Required task → Lift every line from the entries that includes the word "mezza".

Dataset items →
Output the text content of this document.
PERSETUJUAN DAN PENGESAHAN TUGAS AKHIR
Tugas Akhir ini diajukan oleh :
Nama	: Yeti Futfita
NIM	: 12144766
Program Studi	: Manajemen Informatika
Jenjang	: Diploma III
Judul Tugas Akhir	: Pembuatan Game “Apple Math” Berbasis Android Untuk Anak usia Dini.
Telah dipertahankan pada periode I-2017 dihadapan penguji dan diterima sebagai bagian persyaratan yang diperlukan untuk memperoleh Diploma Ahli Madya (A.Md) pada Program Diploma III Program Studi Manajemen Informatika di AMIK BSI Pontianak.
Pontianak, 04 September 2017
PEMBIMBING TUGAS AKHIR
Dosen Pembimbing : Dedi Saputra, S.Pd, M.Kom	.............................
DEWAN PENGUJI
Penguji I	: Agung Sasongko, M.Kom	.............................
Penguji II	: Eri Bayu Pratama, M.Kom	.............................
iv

* * *

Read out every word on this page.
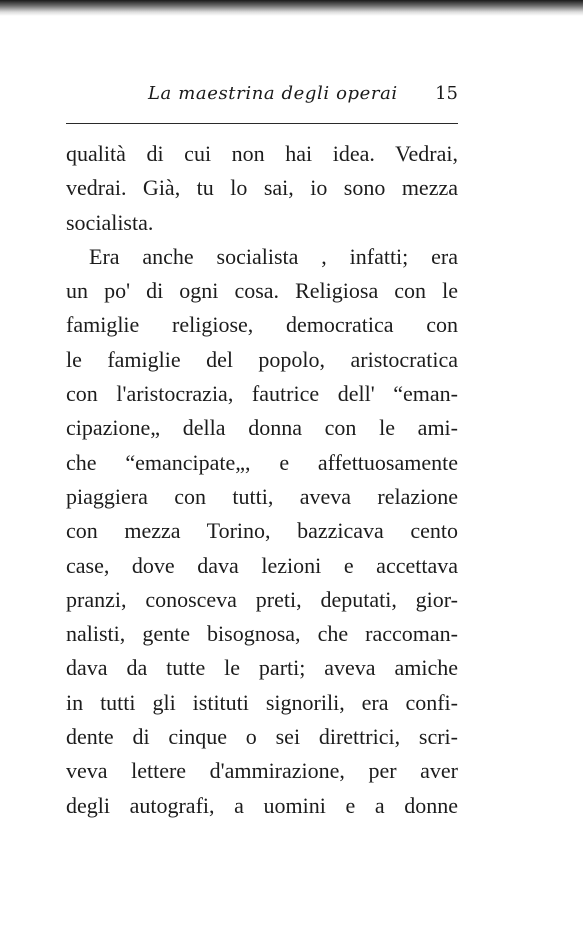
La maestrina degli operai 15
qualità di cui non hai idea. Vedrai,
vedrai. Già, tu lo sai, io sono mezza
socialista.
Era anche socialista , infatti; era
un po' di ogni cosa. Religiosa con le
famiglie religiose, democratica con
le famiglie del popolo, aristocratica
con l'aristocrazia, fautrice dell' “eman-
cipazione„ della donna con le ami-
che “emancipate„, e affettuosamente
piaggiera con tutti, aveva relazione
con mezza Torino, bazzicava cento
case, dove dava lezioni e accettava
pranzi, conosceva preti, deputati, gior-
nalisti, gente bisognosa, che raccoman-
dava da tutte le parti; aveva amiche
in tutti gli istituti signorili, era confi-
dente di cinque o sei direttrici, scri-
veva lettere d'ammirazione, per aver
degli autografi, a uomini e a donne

Solved exercise →
vedrai. Già, tu lo sai, io sono mezza
con mezza Torino, bazzicava cento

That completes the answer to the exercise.